(Stored data entries)
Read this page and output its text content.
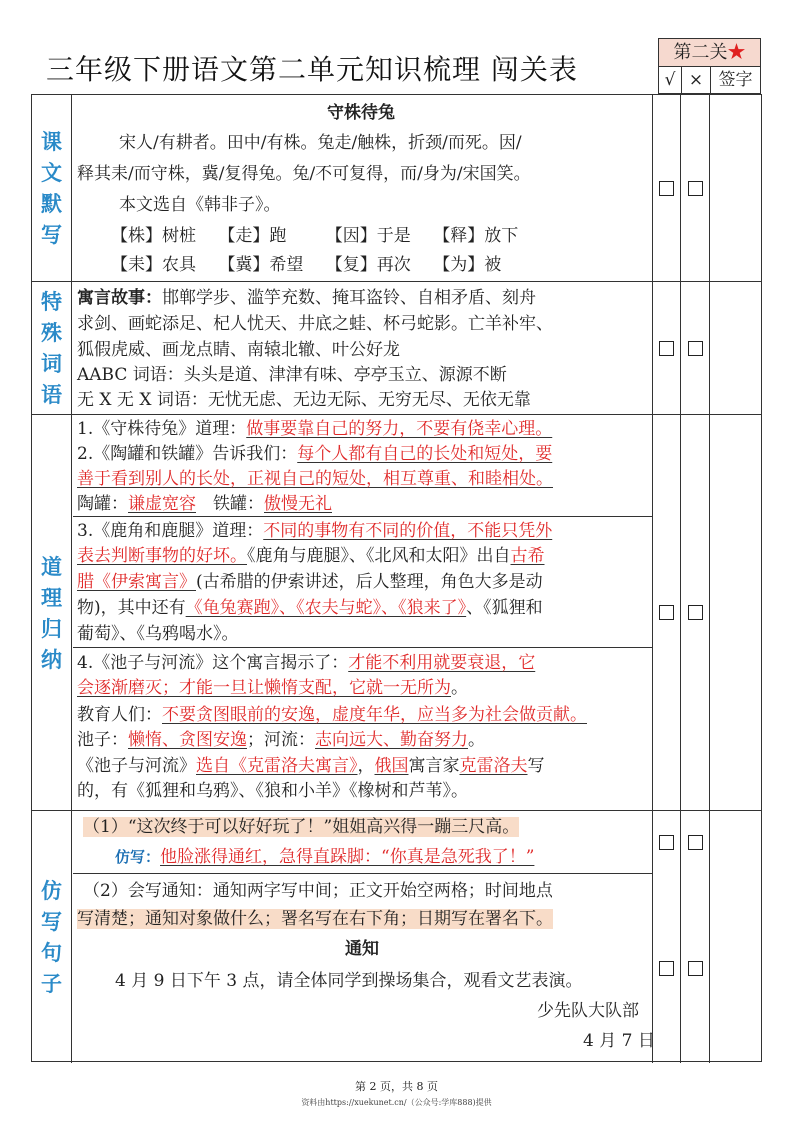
三年级下册语文第二单元知识梳理 闯关表
第二关★
√ × 签字
课
文
默
写
守株待兔
宋人/有耕者。田中/有株。兔走/触株，折颈/而死。因/
释其耒/而守株，冀/复得兔。兔/不可复得，而/身为/宋国笑。
本文选自《韩非子》。
【株】树桩　 【走】跑　　 【因】于是　 【释】放下
【耒】农具　 【冀】希望　 【复】再次　 【为】被
特
殊
词
语
寓言故事：邯郸学步、滥竽充数、掩耳盗铃、自相矛盾、刻舟
求剑、画蛇添足、杞人忧天、井底之蛙、杯弓蛇影。亡羊补牢、
狐假虎威、画龙点睛、南辕北辙、叶公好龙
AABC 词语：头头是道、津津有味、亭亭玉立、源源不断
无 X 无 X 词语：无忧无虑、无边无际、无穷无尽、无依无靠
道
理
归
纳
1.《守株待兔》道理：做事要靠自己的努力，不要有侥幸心理。
2.《陶罐和铁罐》告诉我们：每个人都有自己的长处和短处，要
善于看到别人的长处，正视自己的短处，相互尊重、和睦相处。
陶罐：谦虚宽容　铁罐：傲慢无礼
3.《鹿角和鹿腿》道理：不同的事物有不同的价值，不能只凭外
表去判断事物的好坏。《鹿角与鹿腿》、《北风和太阳》出自古希
腊《伊索寓言》(古希腊的伊索讲述，后人整理，角色大多是动
物)，其中还有《龟兔赛跑》、《农夫与蛇》、《狼来了》、《狐狸和
葡萄》、《乌鸦喝水》。
4.《池子与河流》这个寓言揭示了：才能不利用就要衰退，它
会逐渐磨灭；才能一旦让懒惰支配，它就一无所为。
教育人们：不要贪图眼前的安逸，虚度年华，应当多为社会做贡献。
池子：懒惰、贪图安逸；河流：志向远大、勤奋努力。
《池子与河流》选自《克雷洛夫寓言》，俄国寓言家克雷洛夫写
的，有《狐狸和乌鸦》、《狼和小羊》《橡树和芦苇》。
仿
写
句
子
（1）“这次终于可以好好玩了！”姐姐高兴得一蹦三尺高。
仿写：他脸涨得通红，急得直跺脚：“你真是急死我了！”
（2）会写通知：通知两字写中间；正文开始空两格；时间地点
写清楚；通知对象做什么；署名写在右下角；日期写在署名下。
通知
4 月 9 日下午 3 点，请全体同学到操场集合，观看文艺表演。
少先队大队部
4 月 7 日
第 2 页，共 8 页
资料由https://xuekunet.cn/（公众号:学库888)提供
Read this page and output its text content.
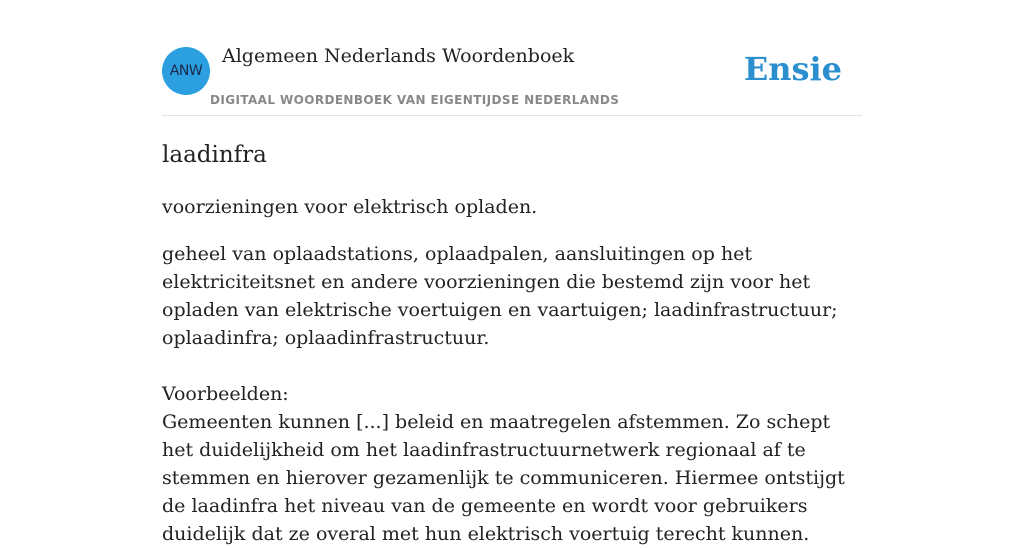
ANW
Algemeen Nederlands Woordenboek
DIGITAAL WOORDENBOEK VAN EIGENTIJDSE NEDERLANDS
Ensie
laadinfra

voorzieningen voor elektrisch opladen.

geheel van oplaadstations, oplaadpalen, aansluitingen op het elektriciteitsnet en andere voorzieningen die bestemd zijn voor het opladen van elektrische voertuigen en vaartuigen; laadinfrastructuur; oplaadinfra; oplaadinfrastructuur.

Voorbeelden:

Gemeenten kunnen [...] beleid en maatregelen afstemmen. Zo schept het duidelijkheid om het laadinfrastructuurnetwerk regionaal af te stemmen en hierover gezamenlijk te communiceren. Hiermee ontstijgt de laadinfra het niveau van de gemeente en wordt voor gebruikers duidelijk dat ze overal met hun elektrisch voertuig terecht kunnen.
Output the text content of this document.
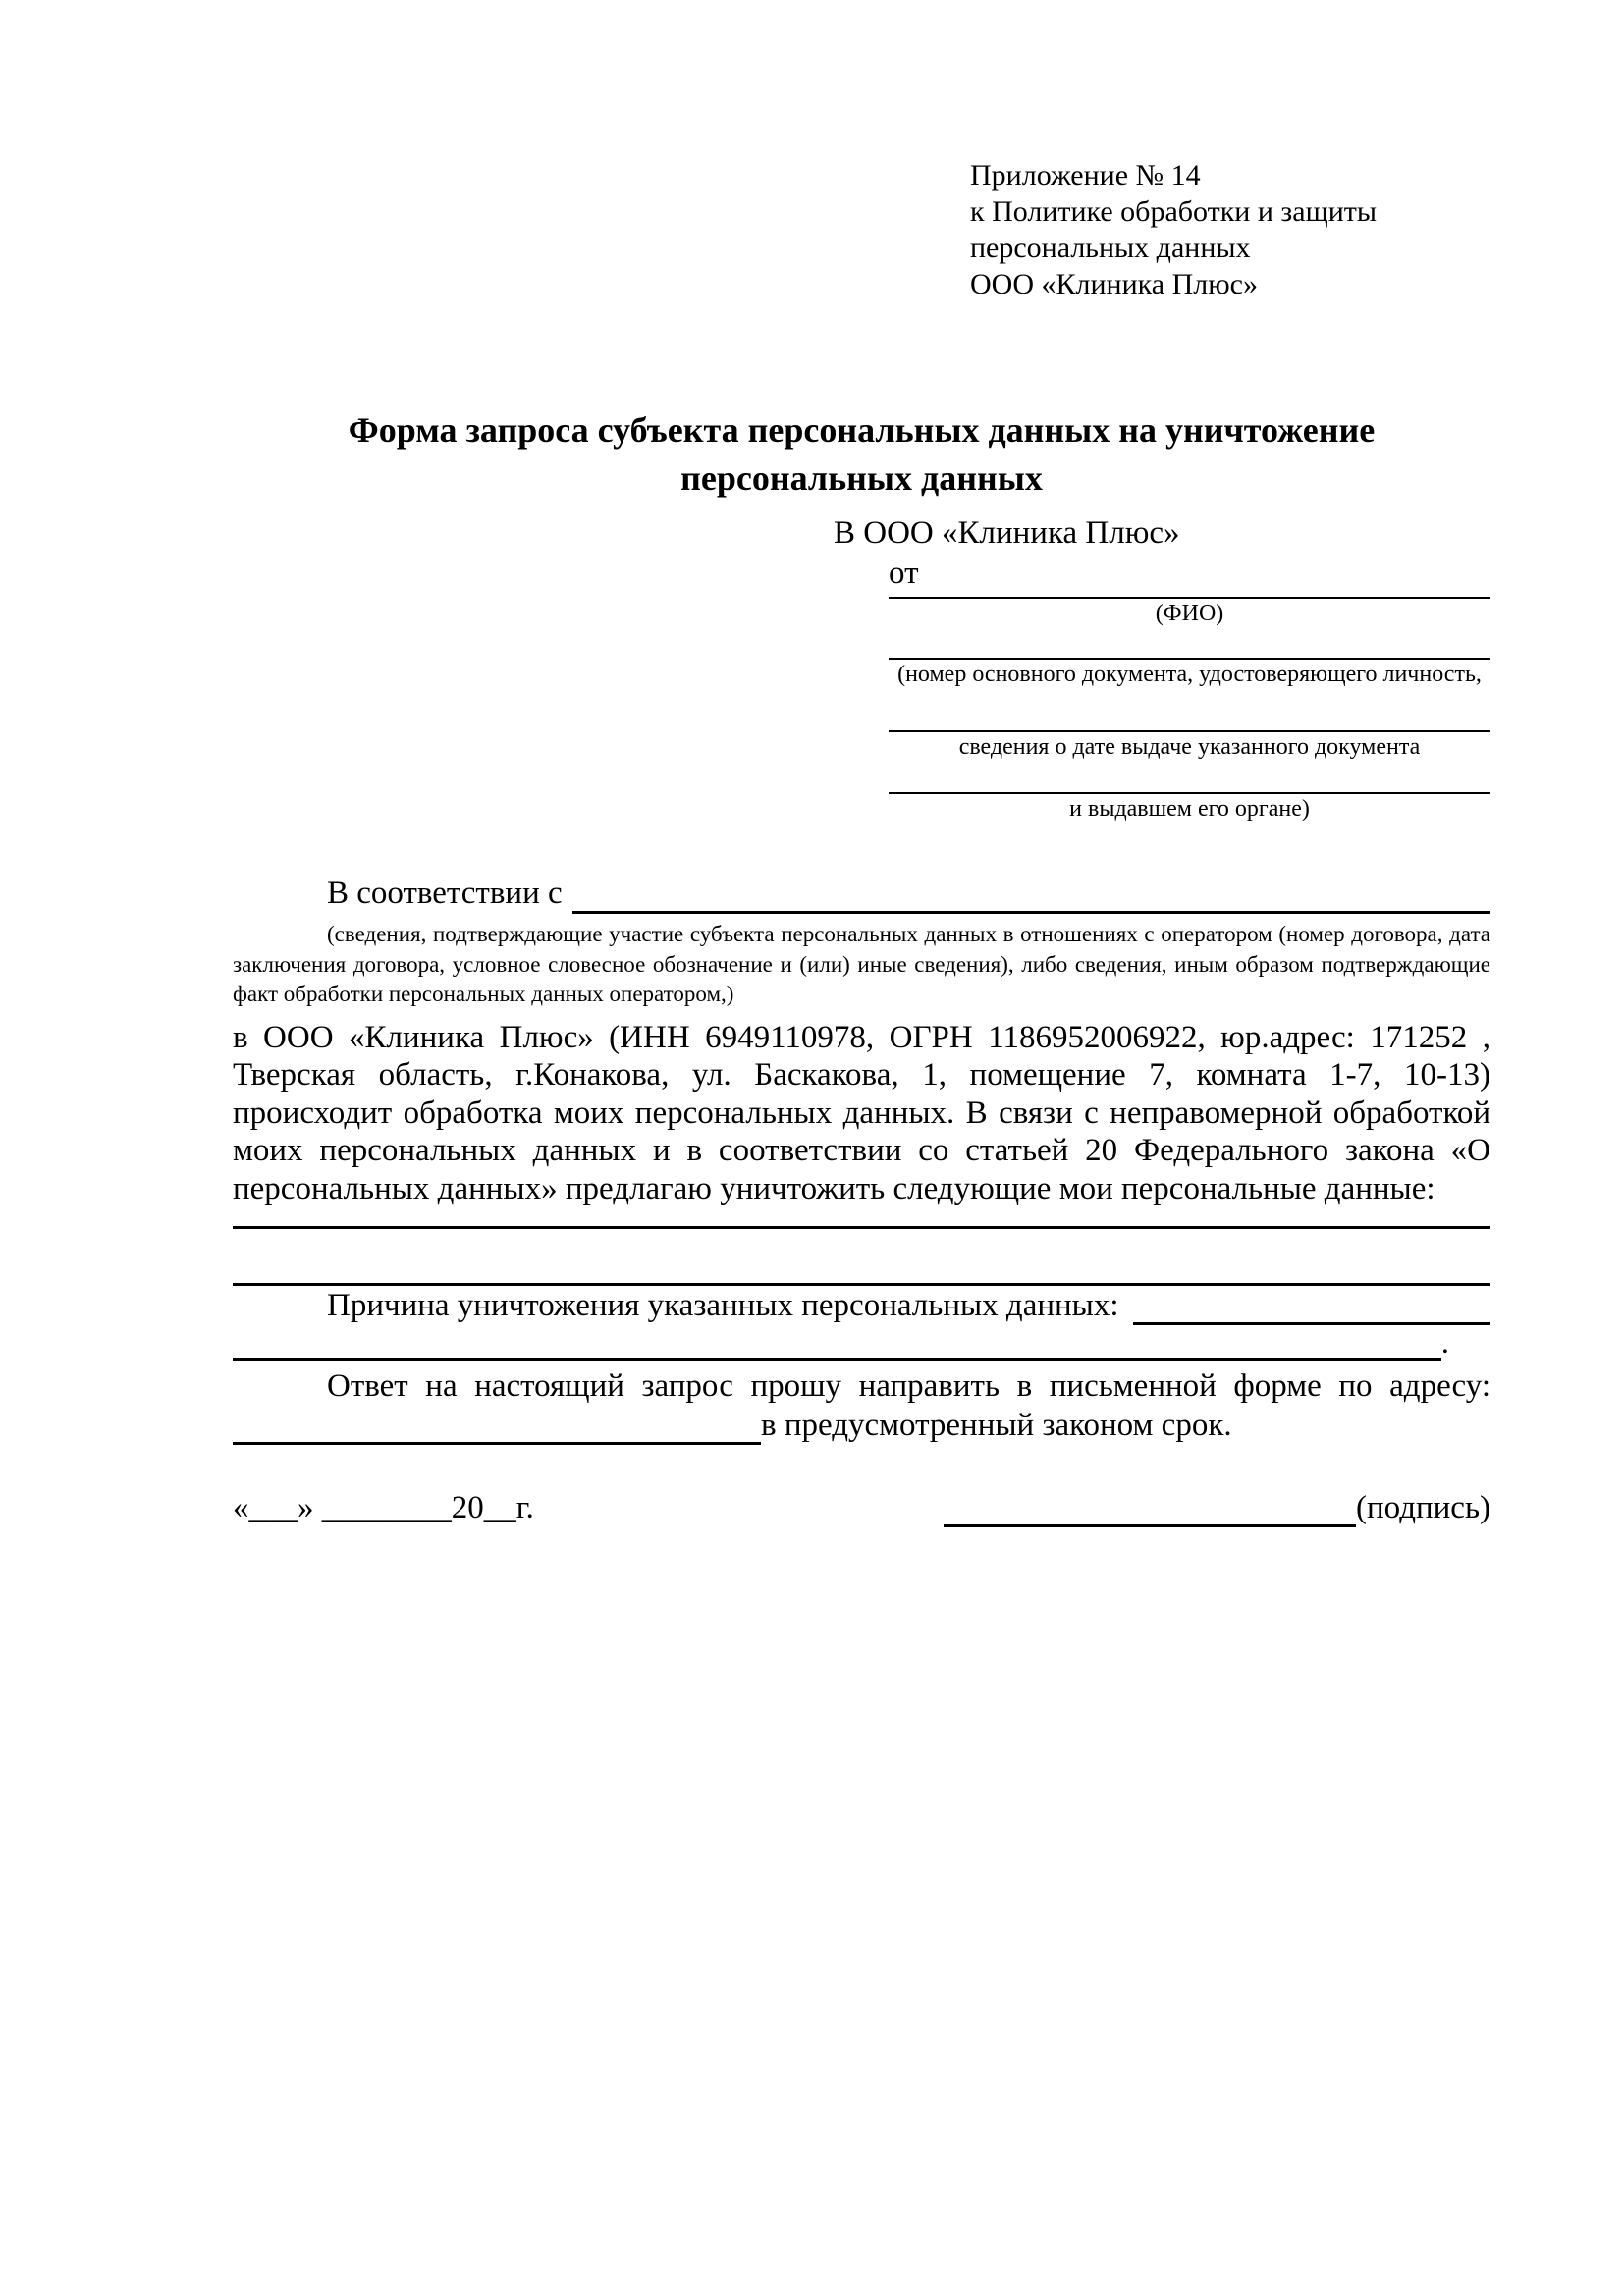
Приложение № 14
к Политике обработки и защиты
персональных данных
ООО «Клиника Плюс»
Форма запроса субъекта персональных данных на уничтожение персональных данных
В ООО «Клиника Плюс»
от
(ФИО)
(номер основного документа, удостоверяющего личность,
сведения о дате выдаче указанного документа
и выдавшем его органе)
В соответствии с
(сведения, подтверждающие участие субъекта персональных данных в отношениях с оператором (номер договора, дата заключения договора, условное словесное обозначение и (или) иные сведения), либо сведения, иным образом подтверждающие факт обработки персональных данных оператором,)
в ООО «Клиника Плюс» (ИНН 6949110978, ОГРН 1186952006922, юр.адрес: 171252 , Тверская область, г.Конакова, ул. Баскакова, 1, помещение 7, комната 1-7, 10-13) происходит обработка моих персональных данных. В связи с неправомерной обработкой моих персональных данных и в соответствии со статьей 20 Федерального закона «О персональных данных» предлагаю уничтожить следующие мои персональные данные:
Причина уничтожения указанных персональных данных:
.
Ответ на настоящий запрос прошу направить в письменной форме по адресу:
в предусмотренный законом срок.
«___» ________20__г.	(подпись)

PROBLEM:
Transcribe the listing in full. Omit the pictures and keep every line exact.

SOLVED PROBLEM:
Read this page and output its text content.
三年级下册语文第二单元知识梳理 闯关表
第二关★
√ × 签字
课
文
默
写
守株待兔
宋人/有耕者。田中/有株。兔走/触株，折颈/而死。因/
释其耒/而守株，冀/复得兔。兔/不可复得，而/身为/宋国笑。
本文选自《韩非子》。
【株】树桩　 【走】跑　　 【因】于是　 【释】放下
【耒】农具　 【冀】希望　 【复】再次　 【为】被
特
殊
词
语
寓言故事：邯郸学步、滥竽充数、掩耳盗铃、自相矛盾、刻舟
求剑、画蛇添足、杞人忧天、井底之蛙、杯弓蛇影。亡羊补牢、
狐假虎威、画龙点睛、南辕北辙、叶公好龙
AABC 词语：头头是道、津津有味、亭亭玉立、源源不断
无 X 无 X 词语：无忧无虑、无边无际、无穷无尽、无依无靠
道
理
归
纳
1.《守株待兔》道理：做事要靠自己的努力，不要有侥幸心理。
2.《陶罐和铁罐》告诉我们：每个人都有自己的长处和短处，要
善于看到别人的长处，正视自己的短处，相互尊重、和睦相处。
陶罐：谦虚宽容　铁罐：傲慢无礼
3.《鹿角和鹿腿》道理：不同的事物有不同的价值，不能只凭外
表去判断事物的好坏。《鹿角与鹿腿》、《北风和太阳》出自古希
腊《伊索寓言》(古希腊的伊索讲述，后人整理，角色大多是动
物)，其中还有《龟兔赛跑》、《农夫与蛇》、《狼来了》、《狐狸和
葡萄》、《乌鸦喝水》。
4.《池子与河流》这个寓言揭示了：才能不利用就要衰退，它
会逐渐磨灭；才能一旦让懒惰支配，它就一无所为。
教育人们：不要贪图眼前的安逸，虚度年华，应当多为社会做贡献。
池子：懒惰、贪图安逸；河流：志向远大、勤奋努力。
《池子与河流》选自《克雷洛夫寓言》，俄国寓言家克雷洛夫写
的，有《狐狸和乌鸦》、《狼和小羊》《橡树和芦苇》。
仿
写
句
子
（1）“这次终于可以好好玩了！”姐姐高兴得一蹦三尺高。
仿写：他脸涨得通红，急得直跺脚：“你真是急死我了！”
（2）会写通知：通知两字写中间；正文开始空两格；时间地点
写清楚；通知对象做什么；署名写在右下角；日期写在署名下。
通知
4 月 9 日下午 3 点，请全体同学到操场集合，观看文艺表演。
少先队大队部
4 月 7 日
第 2 页，共 8 页
资料由https://xuekunet.cn/（公众号:学库888)提供
Read this page and output its text content.
ANW
Algemeen Nederlands Woordenboek
DIGITAAL WOORDENBOEK VAN EIGENTIJDSE NEDERLANDS
Ensie
laadinfra

voorzieningen voor elektrisch opladen.

geheel van oplaadstations, oplaadpalen, aansluitingen op het elektriciteitsnet en andere voorzieningen die bestemd zijn voor het opladen van elektrische voertuigen en vaartuigen; laadinfrastructuur; oplaadinfra; oplaadinfrastructuur.

Voorbeelden:

Gemeenten kunnen [...] beleid en maatregelen afstemmen. Zo schept het duidelijkheid om het laadinfrastructuurnetwerk regionaal af te stemmen en hierover gezamenlijk te communiceren. Hiermee ontstijgt de laadinfra het niveau van de gemeente en wordt voor gebruikers duidelijk dat ze overal met hun elektrisch voertuig terecht kunnen.
Output the text content of this document.
Приложение № 14
к Политике обработки и защиты
персональных данных
ООО «Клиника Плюс»
Форма запроса субъекта персональных данных на уничтожение персональных данных
В ООО «Клиника Плюс»
от
(ФИО)
(номер основного документа, удостоверяющего личность,
сведения о дате выдаче указанного документа
и выдавшем его органе)
В соответствии с
(сведения, подтверждающие участие субъекта персональных данных в отношениях с оператором (номер договора, дата заключения договора, условное словесное обозначение и (или) иные сведения), либо сведения, иным образом подтверждающие факт обработки персональных данных оператором,)
в ООО «Клиника Плюс» (ИНН 6949110978, ОГРН 1186952006922, юр.адрес: 171252 , Тверская область, г.Конакова, ул. Баскакова, 1, помещение 7, комната 1-7, 10-13) происходит обработка моих персональных данных. В связи с неправомерной обработкой моих персональных данных и в соответствии со статьей 20 Федерального закона «О персональных данных» предлагаю уничтожить следующие мои персональные данные:
Причина уничтожения указанных персональных данных:
.
Ответ на настоящий запрос прошу направить в письменной форме по адресу:
в предусмотренный законом срок.
«___» ________20__г.	(подпись)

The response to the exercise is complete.